*Task goal*: Reproduce the records. Keep every word exact and include no images.

[Collected data entries]

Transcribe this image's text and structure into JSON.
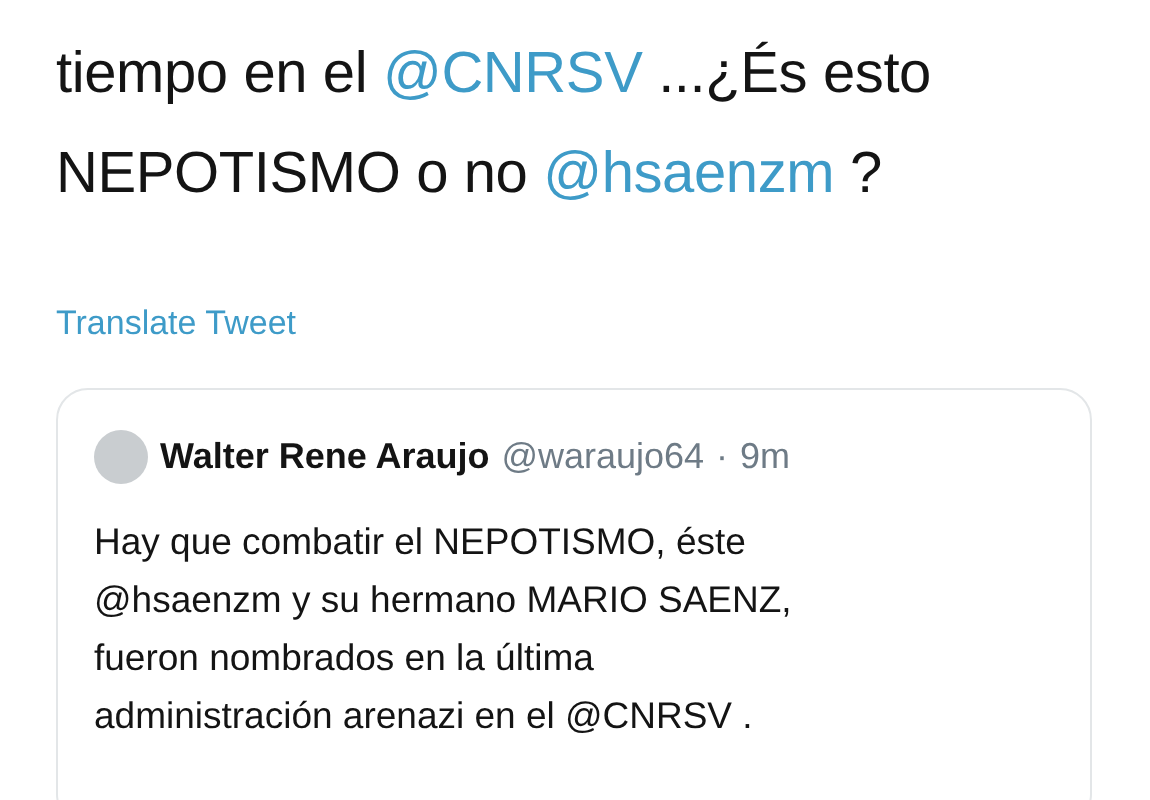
{
  "tweet": {
    "lines": [
      [
        {
          "kind": "text",
          "text": "tiempo en el "
        },
        {
          "kind": "mention",
          "text": "@CNRSV"
        },
        {
          "kind": "text",
          "text": " ...¿És esto"
        }
      ],
      [
        {
          "kind": "text",
          "text": "NEPOTISMO o no "
        },
        {
          "kind": "mention",
          "text": "@hsaenzm"
        },
        {
          "kind": "text",
          "text": " ?"
        }
      ]
    ],
    "translate_link": "Translate Tweet",
    "quoted_tweet": {
      "author_name": "Walter Rene Araujo",
      "handle": "@waraujo64",
      "separator": "·",
      "time": "9m",
      "lines": [
        "Hay que combatir el NEPOTISMO, éste",
        "@hsaenzm y su hermano MARIO SAENZ,",
        "fueron nombrados en la última",
        "administración arenazi en el @CNRSV ."
      ]
    }
  }
}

*Solution*:
Transcribe this image's text and structure into JSON.
{
  "tweet": {
    "lines": [
      [
        {
          "kind": "text",
          "text": "tiempo en el "
        },
        {
          "kind": "mention",
          "text": "@CNRSV"
        },
        {
          "kind": "text",
          "text": " ...¿És esto"
        }
      ],
      [
        {
          "kind": "text",
          "text": "NEPOTISMO o no "
        },
        {
          "kind": "mention",
          "text": "@hsaenzm"
        },
        {
          "kind": "text",
          "text": " ?"
        }
      ]
    ],
    "translate_link": "Translate Tweet",
    "quoted_tweet": {
      "author_name": "Walter Rene Araujo",
      "handle": "@waraujo64",
      "separator": "·",
      "time": "9m",
      "lines": [
        "Hay que combatir el NEPOTISMO, éste",
        "@hsaenzm y su hermano MARIO SAENZ,",
        "fueron nombrados en la última",
        "administración arenazi en el @CNRSV ."
      ]
    }
  }
}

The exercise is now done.